▸ **SHORT TASK**:
Reproduce every line of the items below word for word, omitting the pictures.

START INPUT MATERIAL

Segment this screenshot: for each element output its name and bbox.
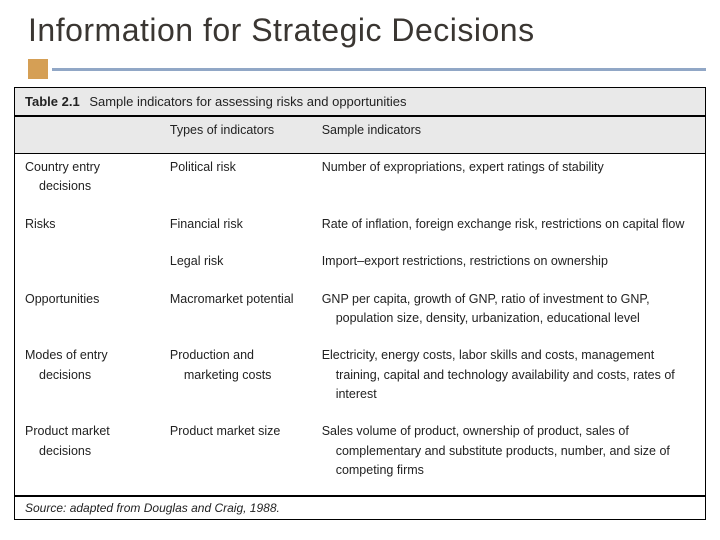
slide: Information for Strategic Decisions Tabl… — [0, 0, 720, 540]
table-row: Modes of entry decisions Production and … — [15, 342, 705, 418]
col-header-types: Types of indicators — [160, 117, 312, 154]
accent-divider — [0, 59, 720, 79]
cell-category: Risks — [25, 215, 150, 234]
cell-indicator: Electricity, energy costs, labor skills … — [322, 346, 695, 404]
indicators-table: Types of indicators Sample indicators Co… — [15, 117, 705, 495]
cell-indicator: Sales volume of product, ownership of pr… — [322, 422, 695, 480]
title-area: Information for Strategic Decisions — [0, 0, 720, 49]
table-caption: Table 2.1 Sample indicators for assessin… — [15, 88, 705, 117]
cell-type: Macromarket potential — [170, 290, 302, 309]
cell-indicator: Number of expropriations, expert ratings… — [322, 158, 695, 177]
table-header-row: Types of indicators Sample indicators — [15, 117, 705, 154]
cell-indicator: Rate of inflation, foreign exchange risk… — [322, 215, 695, 234]
table-row: Country entry decisions Political risk N… — [15, 154, 705, 211]
table-row: Risks Financial risk Rate of inflation, … — [15, 211, 705, 248]
cell-category: Modes of entry decisions — [25, 346, 150, 385]
cell-type: Production and marketing costs — [170, 346, 302, 385]
cell-type: Product market size — [170, 422, 302, 441]
table-number: Table 2.1 — [25, 94, 80, 109]
accent-square-icon — [28, 59, 48, 79]
table-row: Opportunities Macromarket potential GNP … — [15, 286, 705, 343]
table-row: Product market decisions Product market … — [15, 418, 705, 494]
indicators-table-container: Table 2.1 Sample indicators for assessin… — [14, 87, 706, 520]
source-text: adapted from Douglas and Craig, 1988. — [70, 501, 280, 515]
cell-indicator: GNP per capita, growth of GNP, ratio of … — [322, 290, 695, 329]
cell-type: Financial risk — [170, 215, 302, 234]
col-header-category — [15, 117, 160, 154]
table-row: Legal risk Import–export restrictions, r… — [15, 248, 705, 285]
cell-type: Political risk — [170, 158, 302, 177]
cell-category: Country entry decisions — [25, 158, 150, 197]
cell-category: Product market decisions — [25, 422, 150, 461]
table-source: Source: adapted from Douglas and Craig, … — [15, 495, 705, 519]
col-header-sample: Sample indicators — [312, 117, 705, 154]
page-title: Information for Strategic Decisions — [28, 12, 692, 49]
cell-category: Opportunities — [25, 290, 150, 309]
cell-indicator: Import–export restrictions, restrictions… — [322, 252, 695, 271]
cell-type: Legal risk — [170, 252, 302, 271]
source-label: Source: — [25, 501, 66, 515]
table-caption-text: Sample indicators for assessing risks an… — [89, 94, 406, 109]
accent-line — [52, 68, 706, 71]
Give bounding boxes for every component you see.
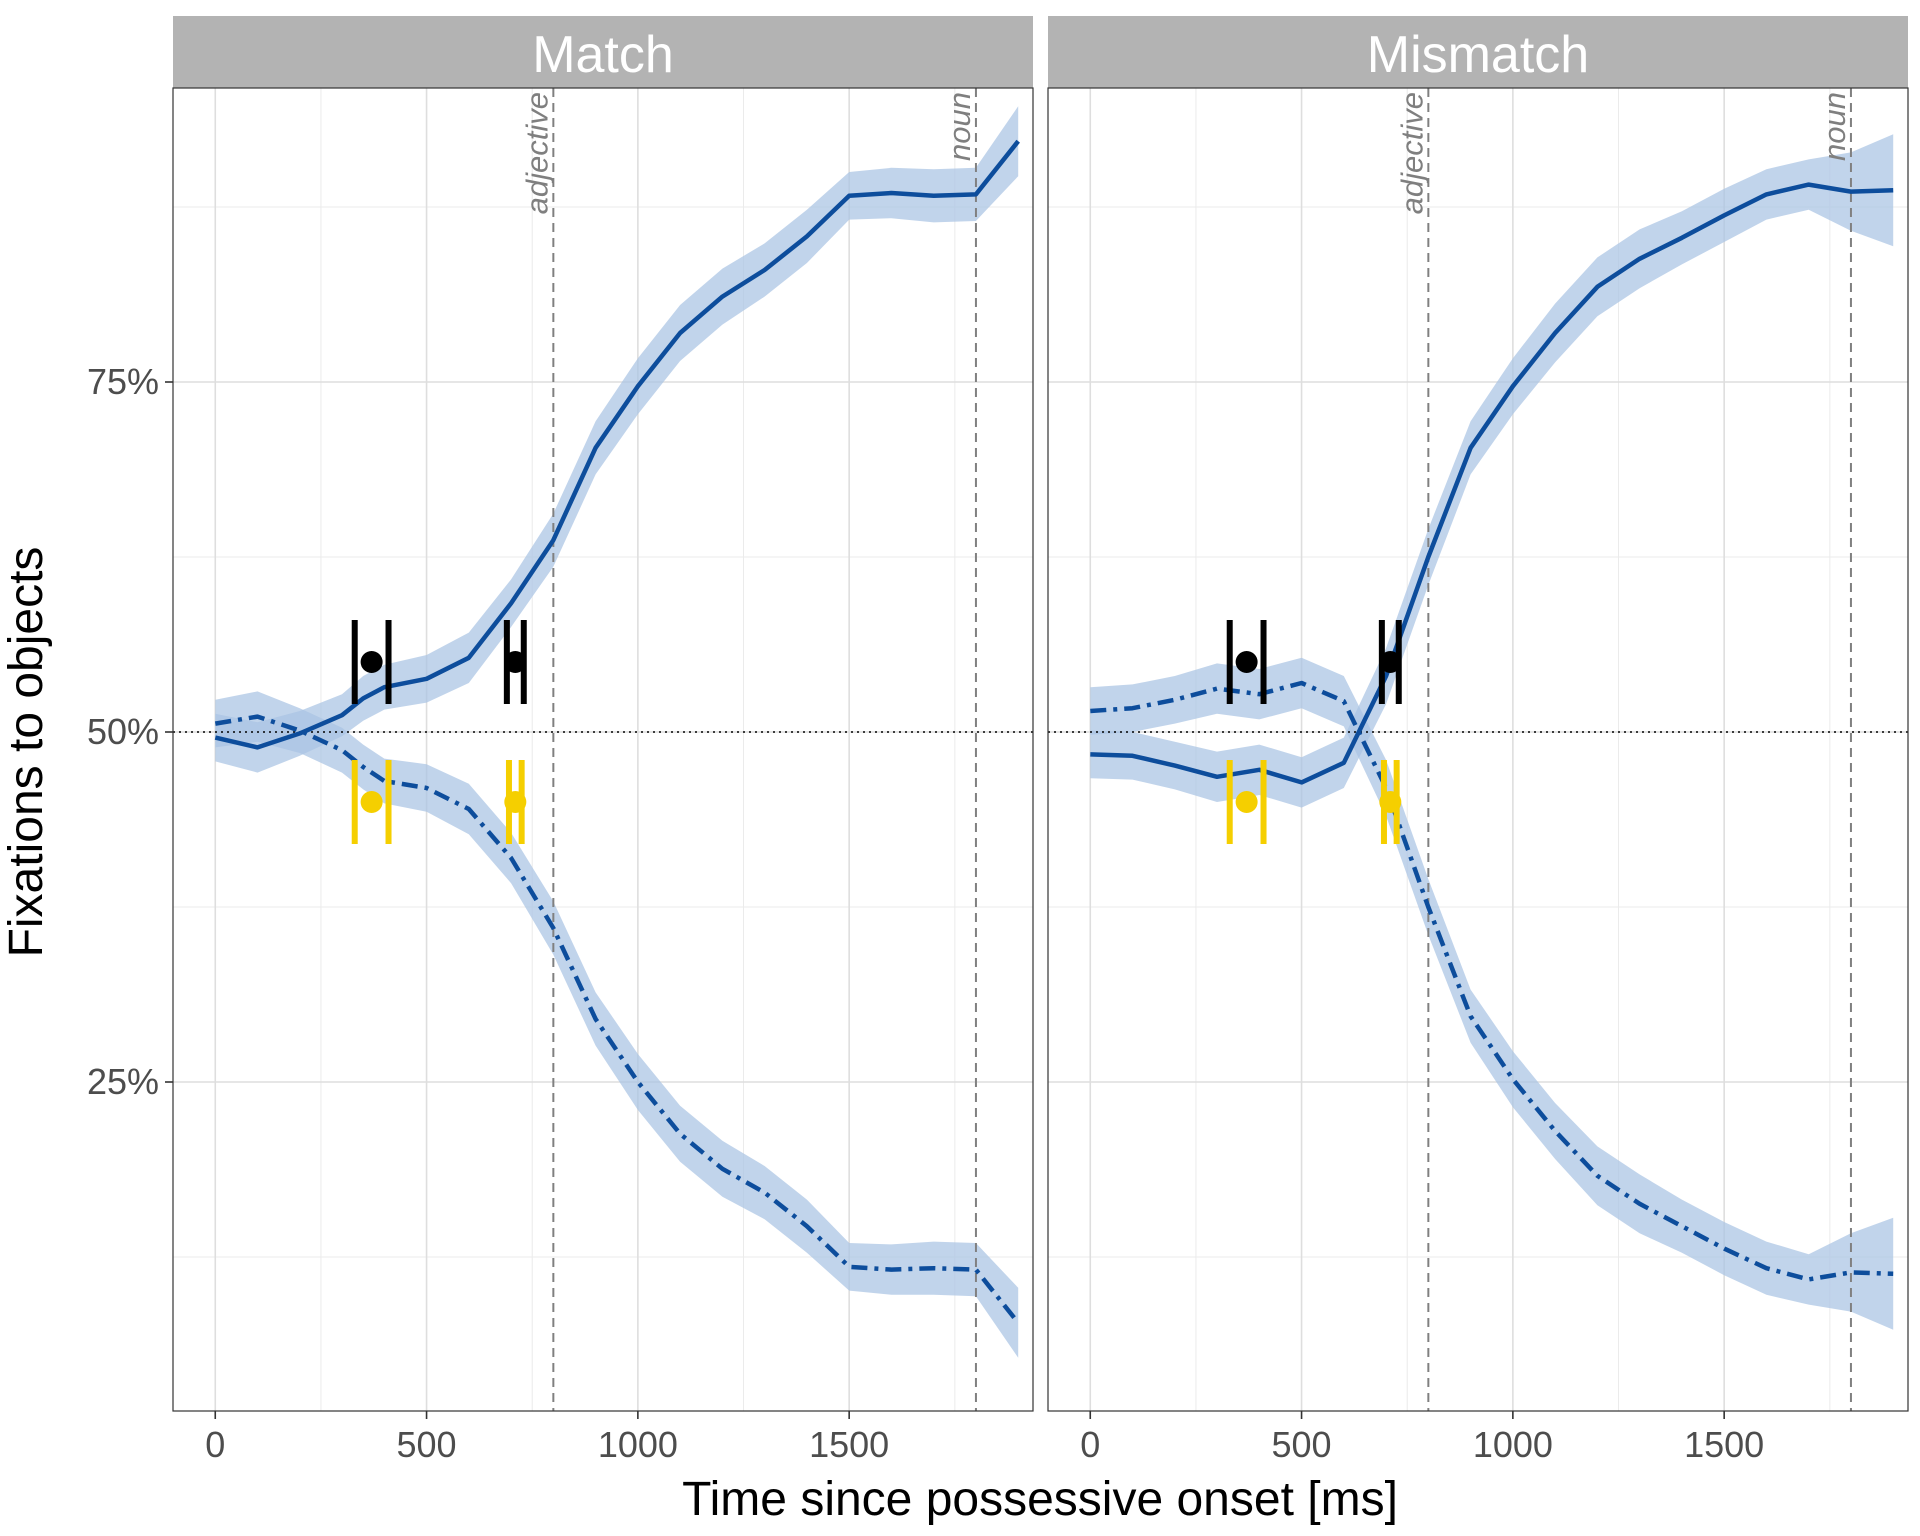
confidence-ribbon [215, 691, 1019, 1358]
x-tick-label: 0 [205, 1424, 225, 1465]
interval-point [360, 651, 383, 673]
interval-point [504, 791, 527, 813]
vertical-marker-label: adjective [519, 92, 554, 214]
y-tick-label: 50% [87, 711, 159, 752]
panel-title: Match [532, 26, 674, 84]
black-interval-marker [351, 620, 392, 704]
panel-border [172, 87, 1034, 1412]
panel-mismatch: Mismatch adjective noun 0 500 1000 1500 [1047, 16, 1909, 1465]
vertical-marker-label: noun [942, 92, 977, 161]
panel-title: Mismatch [1367, 26, 1589, 84]
panel-strip [173, 16, 1033, 88]
panel-strip [1048, 16, 1908, 88]
interval-point [1235, 791, 1258, 813]
confidence-ribbon [1090, 657, 1894, 1330]
black-interval-marker [1226, 620, 1267, 704]
interval-point [360, 791, 383, 813]
yellow-interval-marker [1226, 760, 1267, 844]
interval-point [504, 651, 527, 673]
series-line-solid [1090, 182, 1894, 785]
confidence-ribbon [215, 106, 1019, 773]
series-line-dotdash [1090, 680, 1894, 1282]
x-tick-label: 1000 [598, 1424, 678, 1465]
y-tick-label: 75% [87, 361, 159, 402]
interval-point [1379, 651, 1402, 673]
x-tick-label: 1000 [1473, 1424, 1553, 1465]
interval-point [1379, 791, 1402, 813]
interval-point [1235, 651, 1258, 673]
x-tick-label: 0 [1080, 1424, 1100, 1465]
black-interval-marker [503, 620, 527, 704]
x-tick-label: 1500 [809, 1424, 889, 1465]
x-tick-label: 500 [397, 1424, 457, 1465]
y-axis-title: Fixations to objects [0, 547, 53, 958]
y-tick-label: 25% [87, 1061, 159, 1102]
confidence-ribbon [1090, 134, 1894, 808]
panel-border [1047, 87, 1909, 1412]
series-line-solid [214, 139, 1020, 750]
panel-match: Match adjective noun 0 500 1000 1500 25% 50% 75% [87, 16, 1034, 1465]
vertical-marker-label: adjective [1394, 92, 1429, 214]
x-tick-label: 1500 [1684, 1424, 1764, 1465]
yellow-interval-marker [1379, 760, 1402, 844]
yellow-interval-marker [504, 760, 527, 844]
vertical-marker-label: noun [1817, 92, 1852, 161]
black-interval-marker [1378, 620, 1402, 704]
series-line-dotdash [214, 714, 1020, 1325]
x-tick-label: 500 [1272, 1424, 1332, 1465]
x-axis-title: Time since possessive onset [ms] [682, 1473, 1398, 1526]
yellow-interval-marker [351, 760, 392, 844]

END INPUT MATERIAL

▸ **OUTPUT FOR THIS TASK**:
Segment this screenshot: for each element output its name and bbox.
slide: Information for Strategic Decisions Tabl… — [0, 0, 720, 540]
table-row: Modes of entry decisions Production and … — [15, 342, 705, 418]
col-header-types: Types of indicators — [160, 117, 312, 154]
accent-divider — [0, 59, 720, 79]
cell-category: Risks — [25, 215, 150, 234]
cell-indicator: Electricity, energy costs, labor skills … — [322, 346, 695, 404]
indicators-table: Types of indicators Sample indicators Co… — [15, 117, 705, 495]
cell-indicator: Sales volume of product, ownership of pr… — [322, 422, 695, 480]
title-area: Information for Strategic Decisions — [0, 0, 720, 49]
table-caption: Table 2.1 Sample indicators for assessin… — [15, 88, 705, 117]
cell-type: Macromarket potential — [170, 290, 302, 309]
cell-indicator: Number of expropriations, expert ratings… — [322, 158, 695, 177]
table-header-row: Types of indicators Sample indicators — [15, 117, 705, 154]
cell-indicator: Rate of inflation, foreign exchange risk… — [322, 215, 695, 234]
table-row: Country entry decisions Political risk N… — [15, 154, 705, 211]
table-row: Risks Financial risk Rate of inflation, … — [15, 211, 705, 248]
cell-category: Modes of entry decisions — [25, 346, 150, 385]
cell-type: Production and marketing costs — [170, 346, 302, 385]
cell-type: Product market size — [170, 422, 302, 441]
table-number: Table 2.1 — [25, 94, 80, 109]
accent-square-icon — [28, 59, 48, 79]
table-row: Opportunities Macromarket potential GNP … — [15, 286, 705, 343]
table-row: Product market decisions Product market … — [15, 418, 705, 494]
indicators-table-container: Table 2.1 Sample indicators for assessin… — [14, 87, 706, 520]
source-text: adapted from Douglas and Craig, 1988. — [70, 501, 280, 515]
cell-indicator: GNP per capita, growth of GNP, ratio of … — [322, 290, 695, 329]
cell-type: Financial risk — [170, 215, 302, 234]
col-header-category — [15, 117, 160, 154]
table-row: Legal risk Import–export restrictions, r… — [15, 248, 705, 285]
cell-type: Political risk — [170, 158, 302, 177]
cell-category: Country entry decisions — [25, 158, 150, 197]
cell-category: Product market decisions — [25, 422, 150, 461]
table-source: Source: adapted from Douglas and Craig, … — [15, 495, 705, 519]
col-header-sample: Sample indicators — [312, 117, 705, 154]
page-title: Information for Strategic Decisions — [28, 12, 692, 49]
cell-category: Opportunities — [25, 290, 150, 309]
cell-indicator: Import–export restrictions, restrictions… — [322, 252, 695, 271]
cell-type: Legal risk — [170, 252, 302, 271]
source-label: Source: — [25, 501, 66, 515]
table-caption-text: Sample indicators for assessing risks an… — [89, 94, 406, 109]
accent-line — [52, 68, 706, 71]
Give bounding boxes for every component you see.
confidence-ribbon [215, 691, 1019, 1358]
x-tick-label: 0 [205, 1424, 225, 1465]
interval-point [360, 651, 383, 673]
interval-point [504, 791, 527, 813]
vertical-marker-label: adjective [519, 92, 554, 214]
y-tick-label: 50% [87, 711, 159, 752]
panel-title: Match [532, 26, 674, 84]
black-interval-marker [351, 620, 392, 704]
panel-border [172, 87, 1034, 1412]
panel-mismatch: Mismatch adjective noun 0 500 1000 1500 [1047, 16, 1909, 1465]
vertical-marker-label: noun [942, 92, 977, 161]
panel-title: Mismatch [1367, 26, 1589, 84]
panel-strip [173, 16, 1033, 88]
panel-strip [1048, 16, 1908, 88]
interval-point [1235, 791, 1258, 813]
confidence-ribbon [1090, 657, 1894, 1330]
black-interval-marker [1226, 620, 1267, 704]
interval-point [360, 791, 383, 813]
yellow-interval-marker [1226, 760, 1267, 844]
interval-point [504, 651, 527, 673]
series-line-solid [1090, 182, 1894, 785]
confidence-ribbon [215, 106, 1019, 773]
series-line-dotdash [1090, 680, 1894, 1282]
x-tick-label: 1000 [598, 1424, 678, 1465]
y-tick-label: 75% [87, 361, 159, 402]
interval-point [1379, 651, 1402, 673]
x-tick-label: 1000 [1473, 1424, 1553, 1465]
interval-point [1379, 791, 1402, 813]
interval-point [1235, 651, 1258, 673]
x-tick-label: 0 [1080, 1424, 1100, 1465]
black-interval-marker [503, 620, 527, 704]
x-tick-label: 1500 [809, 1424, 889, 1465]
x-tick-label: 500 [397, 1424, 457, 1465]
y-axis-title: Fixations to objects [0, 547, 53, 958]
y-tick-label: 25% [87, 1061, 159, 1102]
confidence-ribbon [1090, 134, 1894, 808]
panel-border [1047, 87, 1909, 1412]
series-line-solid [214, 139, 1020, 750]
panel-match: Match adjective noun 0 500 1000 1500 25% 50% 75% [87, 16, 1034, 1465]
vertical-marker-label: adjective [1394, 92, 1429, 214]
x-tick-label: 1500 [1684, 1424, 1764, 1465]
yellow-interval-marker [1379, 760, 1402, 844]
yellow-interval-marker [504, 760, 527, 844]
vertical-marker-label: noun [1817, 92, 1852, 161]
black-interval-marker [1378, 620, 1402, 704]
series-line-dotdash [214, 714, 1020, 1325]
x-tick-label: 500 [1272, 1424, 1332, 1465]
x-axis-title: Time since possessive onset [ms] [682, 1473, 1398, 1526]
yellow-interval-marker [351, 760, 392, 844]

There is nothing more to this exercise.